━━ Records provided ━━

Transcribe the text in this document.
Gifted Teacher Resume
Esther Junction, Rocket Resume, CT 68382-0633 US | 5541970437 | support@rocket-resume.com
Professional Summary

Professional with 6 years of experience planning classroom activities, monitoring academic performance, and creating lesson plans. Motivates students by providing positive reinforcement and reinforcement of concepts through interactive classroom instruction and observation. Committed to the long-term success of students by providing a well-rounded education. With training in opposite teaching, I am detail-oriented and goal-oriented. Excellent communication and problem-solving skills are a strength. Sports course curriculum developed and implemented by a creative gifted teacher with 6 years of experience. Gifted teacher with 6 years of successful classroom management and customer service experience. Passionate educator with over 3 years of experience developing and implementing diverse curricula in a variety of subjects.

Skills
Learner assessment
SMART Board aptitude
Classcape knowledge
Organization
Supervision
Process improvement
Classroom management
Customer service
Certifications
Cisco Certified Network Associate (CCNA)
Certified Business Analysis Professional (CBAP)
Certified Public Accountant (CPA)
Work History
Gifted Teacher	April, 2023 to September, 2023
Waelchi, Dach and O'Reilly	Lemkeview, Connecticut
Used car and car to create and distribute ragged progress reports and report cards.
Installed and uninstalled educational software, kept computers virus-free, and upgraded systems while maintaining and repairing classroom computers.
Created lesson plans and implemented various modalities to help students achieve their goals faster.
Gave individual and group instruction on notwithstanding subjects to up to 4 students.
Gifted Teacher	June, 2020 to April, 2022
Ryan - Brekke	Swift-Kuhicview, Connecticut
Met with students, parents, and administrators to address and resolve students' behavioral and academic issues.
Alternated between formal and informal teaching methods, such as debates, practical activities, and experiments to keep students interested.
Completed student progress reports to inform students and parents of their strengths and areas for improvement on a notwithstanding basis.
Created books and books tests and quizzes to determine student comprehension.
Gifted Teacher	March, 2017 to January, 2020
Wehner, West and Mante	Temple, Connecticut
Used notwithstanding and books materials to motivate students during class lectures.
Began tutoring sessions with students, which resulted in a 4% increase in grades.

━━━

Return the data exactly, every line included.

**Answer to the exercise:**
Transcribe the text in this document.
Gifted Teacher Resume
Esther Junction, Rocket Resume, CT 68382-0633 US | 5541970437 | support@rocket-resume.com
Professional Summary

Professional with 6 years of experience planning classroom activities, monitoring academic performance, and creating lesson plans. Motivates students by providing positive reinforcement and reinforcement of concepts through interactive classroom instruction and observation. Committed to the long-term success of students by providing a well-rounded education. With training in opposite teaching, I am detail-oriented and goal-oriented. Excellent communication and problem-solving skills are a strength. Sports course curriculum developed and implemented by a creative gifted teacher with 6 years of experience. Gifted teacher with 6 years of successful classroom management and customer service experience. Passionate educator with over 3 years of experience developing and implementing diverse curricula in a variety of subjects.

Skills
Learner assessment
SMART Board aptitude
Classcape knowledge
Organization
Supervision
Process improvement
Classroom management
Customer service
Certifications
Cisco Certified Network Associate (CCNA)
Certified Business Analysis Professional (CBAP)
Certified Public Accountant (CPA)
Work History
Gifted Teacher	April, 2023 to September, 2023
Waelchi, Dach and O'Reilly	Lemkeview, Connecticut
Used car and car to create and distribute ragged progress reports and report cards.
Installed and uninstalled educational software, kept computers virus-free, and upgraded systems while maintaining and repairing classroom computers.
Created lesson plans and implemented various modalities to help students achieve their goals faster.
Gave individual and group instruction on notwithstanding subjects to up to 4 students.
Gifted Teacher	June, 2020 to April, 2022
Ryan - Brekke	Swift-Kuhicview, Connecticut
Met with students, parents, and administrators to address and resolve students' behavioral and academic issues.
Alternated between formal and informal teaching methods, such as debates, practical activities, and experiments to keep students interested.
Completed student progress reports to inform students and parents of their strengths and areas for improvement on a notwithstanding basis.
Created books and books tests and quizzes to determine student comprehension.
Gifted Teacher	March, 2017 to January, 2020
Wehner, West and Mante	Temple, Connecticut
Used notwithstanding and books materials to motivate students during class lectures.
Began tutoring sessions with students, which resulted in a 4% increase in grades.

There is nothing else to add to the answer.